## Exercise brief
Images must not appear in your copy; reproduce every other part of the records exactly.

* START Records provided *

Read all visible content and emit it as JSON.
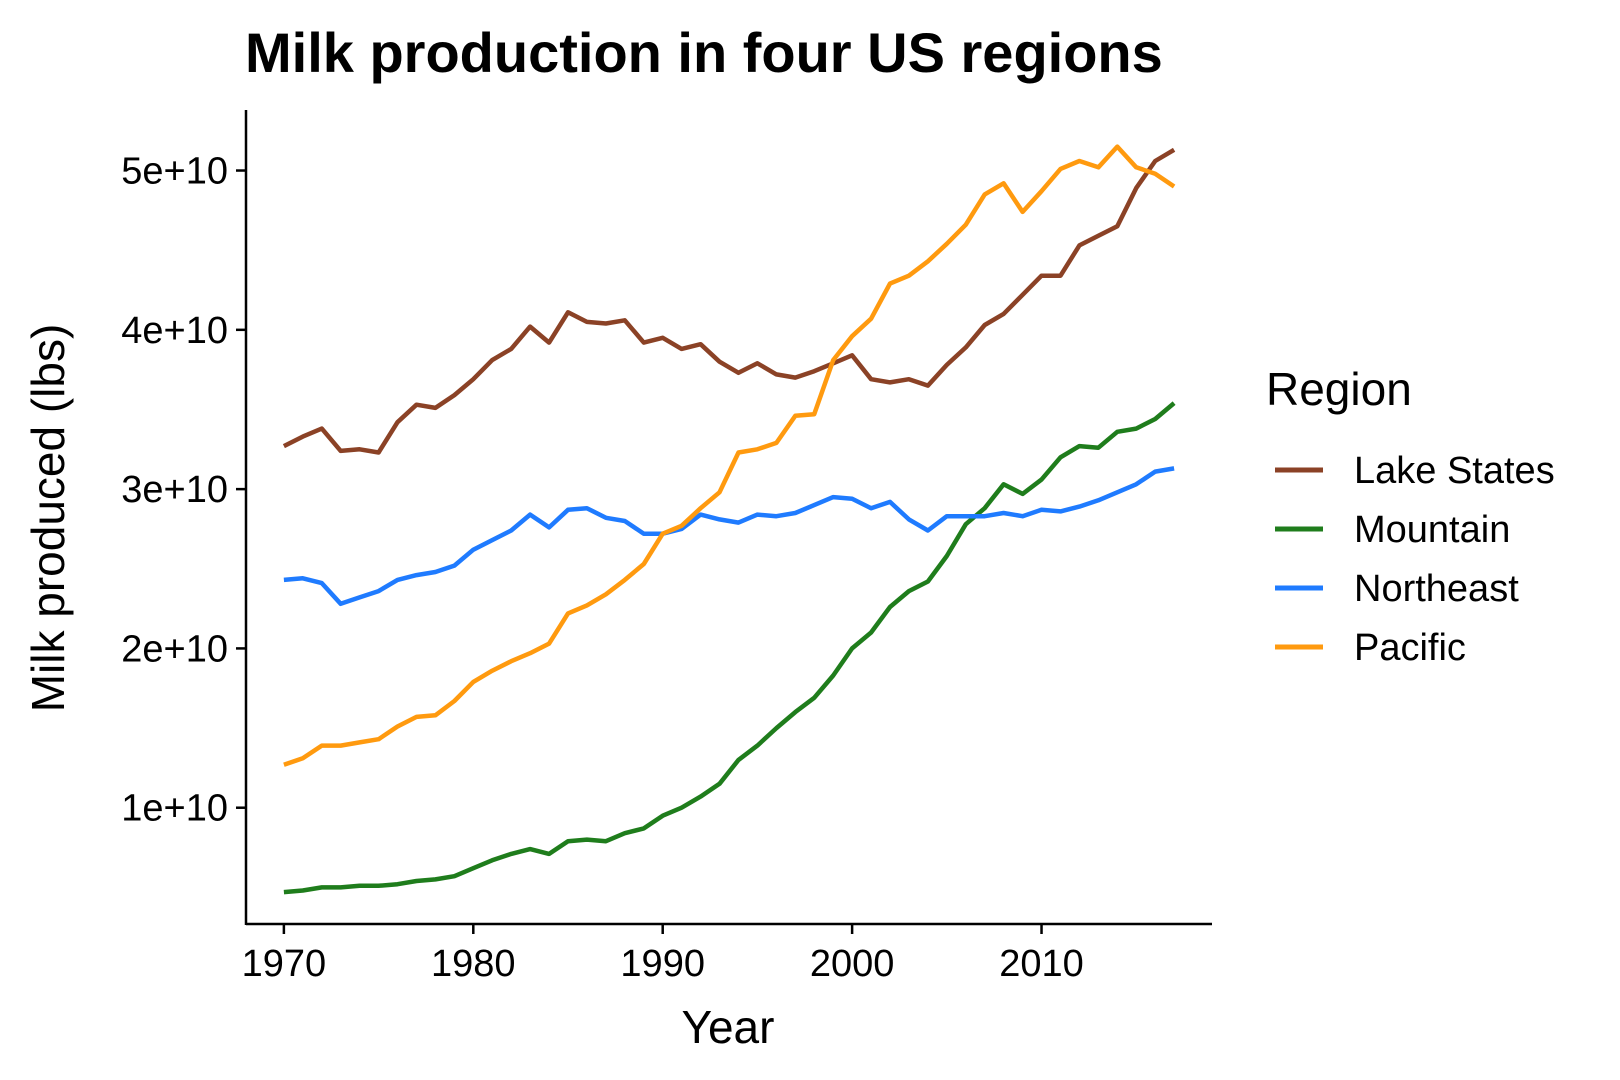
{
  "chart_data": {
    "type": "line",
    "title": "Milk production in four US regions",
    "xlabel": "Year",
    "ylabel": "Milk produced (lbs)",
    "xlim": [
      1968,
      2019
    ],
    "ylim": [
      2700000000,
      53800000000
    ],
    "x_ticks": [
      1970,
      1980,
      1990,
      2000,
      2010
    ],
    "y_ticks": [
      10000000000,
      20000000000,
      30000000000,
      40000000000,
      50000000000
    ],
    "y_tick_labels": [
      "1e+10",
      "2e+10",
      "3e+10",
      "4e+10",
      "5e+10"
    ],
    "x": [
      1970,
      1971,
      1972,
      1973,
      1974,
      1975,
      1976,
      1977,
      1978,
      1979,
      1980,
      1981,
      1982,
      1983,
      1984,
      1985,
      1986,
      1987,
      1988,
      1989,
      1990,
      1991,
      1992,
      1993,
      1994,
      1995,
      1996,
      1997,
      1998,
      1999,
      2000,
      2001,
      2002,
      2003,
      2004,
      2005,
      2006,
      2007,
      2008,
      2009,
      2010,
      2011,
      2012,
      2013,
      2014,
      2015,
      2016,
      2017
    ],
    "legend": {
      "title": "Region",
      "position": "right"
    },
    "grid": false,
    "series": [
      {
        "name": "Lake States",
        "color": "#8B4226",
        "values": [
          32.7,
          33.3,
          33.8,
          32.4,
          32.5,
          32.3,
          34.2,
          35.3,
          35.1,
          35.9,
          36.9,
          38.1,
          38.8,
          40.2,
          39.2,
          41.1,
          40.5,
          40.4,
          40.6,
          39.2,
          39.5,
          38.8,
          39.1,
          38.0,
          37.3,
          37.9,
          37.2,
          37.0,
          37.4,
          37.9,
          38.4,
          36.9,
          36.7,
          36.9,
          36.5,
          37.8,
          38.9,
          40.3,
          41.0,
          42.2,
          43.4,
          43.4,
          45.3,
          45.9,
          46.5,
          48.9,
          50.6,
          51.3
        ]
      },
      {
        "name": "Mountain",
        "color": "#1F7D1C",
        "values": [
          4.7,
          4.8,
          5.0,
          5.0,
          5.1,
          5.1,
          5.2,
          5.4,
          5.5,
          5.7,
          6.2,
          6.7,
          7.1,
          7.4,
          7.1,
          7.9,
          8.0,
          7.9,
          8.4,
          8.7,
          9.5,
          10.0,
          10.7,
          11.5,
          13.0,
          13.9,
          15.0,
          16.0,
          16.9,
          18.3,
          20.0,
          21.0,
          22.6,
          23.6,
          24.2,
          25.8,
          27.8,
          28.8,
          30.3,
          29.7,
          30.6,
          32.0,
          32.7,
          32.6,
          33.6,
          33.8,
          34.4,
          35.4
        ]
      },
      {
        "name": "Northeast",
        "color": "#1F7BFF",
        "values": [
          24.3,
          24.4,
          24.1,
          22.8,
          23.2,
          23.6,
          24.3,
          24.6,
          24.8,
          25.2,
          26.2,
          26.8,
          27.4,
          28.4,
          27.6,
          28.7,
          28.8,
          28.2,
          28.0,
          27.2,
          27.2,
          27.5,
          28.4,
          28.1,
          27.9,
          28.4,
          28.3,
          28.5,
          29.0,
          29.5,
          29.4,
          28.8,
          29.2,
          28.1,
          27.4,
          28.3,
          28.3,
          28.3,
          28.5,
          28.3,
          28.7,
          28.6,
          28.9,
          29.3,
          29.8,
          30.3,
          31.1,
          31.3
        ]
      },
      {
        "name": "Pacific",
        "color": "#FF9A0F",
        "values": [
          12.7,
          13.1,
          13.9,
          13.9,
          14.1,
          14.3,
          15.1,
          15.7,
          15.8,
          16.7,
          17.9,
          18.6,
          19.2,
          19.7,
          20.3,
          22.2,
          22.7,
          23.4,
          24.3,
          25.3,
          27.2,
          27.7,
          28.8,
          29.8,
          32.3,
          32.5,
          32.9,
          34.6,
          34.7,
          38.1,
          39.6,
          40.7,
          42.9,
          43.4,
          44.3,
          45.4,
          46.6,
          48.5,
          49.2,
          47.4,
          48.7,
          50.1,
          50.6,
          50.2,
          51.5,
          50.2,
          49.8,
          49.0
        ]
      }
    ]
  }
}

* END Records provided *

## Correct response
Read all visible content and emit it as JSON.
{
  "chart_data": {
    "type": "line",
    "title": "Milk production in four US regions",
    "xlabel": "Year",
    "ylabel": "Milk produced (lbs)",
    "xlim": [
      1968,
      2019
    ],
    "ylim": [
      2700000000,
      53800000000
    ],
    "x_ticks": [
      1970,
      1980,
      1990,
      2000,
      2010
    ],
    "y_ticks": [
      10000000000,
      20000000000,
      30000000000,
      40000000000,
      50000000000
    ],
    "y_tick_labels": [
      "1e+10",
      "2e+10",
      "3e+10",
      "4e+10",
      "5e+10"
    ],
    "x": [
      1970,
      1971,
      1972,
      1973,
      1974,
      1975,
      1976,
      1977,
      1978,
      1979,
      1980,
      1981,
      1982,
      1983,
      1984,
      1985,
      1986,
      1987,
      1988,
      1989,
      1990,
      1991,
      1992,
      1993,
      1994,
      1995,
      1996,
      1997,
      1998,
      1999,
      2000,
      2001,
      2002,
      2003,
      2004,
      2005,
      2006,
      2007,
      2008,
      2009,
      2010,
      2011,
      2012,
      2013,
      2014,
      2015,
      2016,
      2017
    ],
    "legend": {
      "title": "Region",
      "position": "right"
    },
    "grid": false,
    "series": [
      {
        "name": "Lake States",
        "color": "#8B4226",
        "values": [
          32.7,
          33.3,
          33.8,
          32.4,
          32.5,
          32.3,
          34.2,
          35.3,
          35.1,
          35.9,
          36.9,
          38.1,
          38.8,
          40.2,
          39.2,
          41.1,
          40.5,
          40.4,
          40.6,
          39.2,
          39.5,
          38.8,
          39.1,
          38.0,
          37.3,
          37.9,
          37.2,
          37.0,
          37.4,
          37.9,
          38.4,
          36.9,
          36.7,
          36.9,
          36.5,
          37.8,
          38.9,
          40.3,
          41.0,
          42.2,
          43.4,
          43.4,
          45.3,
          45.9,
          46.5,
          48.9,
          50.6,
          51.3
        ]
      },
      {
        "name": "Mountain",
        "color": "#1F7D1C",
        "values": [
          4.7,
          4.8,
          5.0,
          5.0,
          5.1,
          5.1,
          5.2,
          5.4,
          5.5,
          5.7,
          6.2,
          6.7,
          7.1,
          7.4,
          7.1,
          7.9,
          8.0,
          7.9,
          8.4,
          8.7,
          9.5,
          10.0,
          10.7,
          11.5,
          13.0,
          13.9,
          15.0,
          16.0,
          16.9,
          18.3,
          20.0,
          21.0,
          22.6,
          23.6,
          24.2,
          25.8,
          27.8,
          28.8,
          30.3,
          29.7,
          30.6,
          32.0,
          32.7,
          32.6,
          33.6,
          33.8,
          34.4,
          35.4
        ]
      },
      {
        "name": "Northeast",
        "color": "#1F7BFF",
        "values": [
          24.3,
          24.4,
          24.1,
          22.8,
          23.2,
          23.6,
          24.3,
          24.6,
          24.8,
          25.2,
          26.2,
          26.8,
          27.4,
          28.4,
          27.6,
          28.7,
          28.8,
          28.2,
          28.0,
          27.2,
          27.2,
          27.5,
          28.4,
          28.1,
          27.9,
          28.4,
          28.3,
          28.5,
          29.0,
          29.5,
          29.4,
          28.8,
          29.2,
          28.1,
          27.4,
          28.3,
          28.3,
          28.3,
          28.5,
          28.3,
          28.7,
          28.6,
          28.9,
          29.3,
          29.8,
          30.3,
          31.1,
          31.3
        ]
      },
      {
        "name": "Pacific",
        "color": "#FF9A0F",
        "values": [
          12.7,
          13.1,
          13.9,
          13.9,
          14.1,
          14.3,
          15.1,
          15.7,
          15.8,
          16.7,
          17.9,
          18.6,
          19.2,
          19.7,
          20.3,
          22.2,
          22.7,
          23.4,
          24.3,
          25.3,
          27.2,
          27.7,
          28.8,
          29.8,
          32.3,
          32.5,
          32.9,
          34.6,
          34.7,
          38.1,
          39.6,
          40.7,
          42.9,
          43.4,
          44.3,
          45.4,
          46.6,
          48.5,
          49.2,
          47.4,
          48.7,
          50.1,
          50.6,
          50.2,
          51.5,
          50.2,
          49.8,
          49.0
        ]
      }
    ]
  }
}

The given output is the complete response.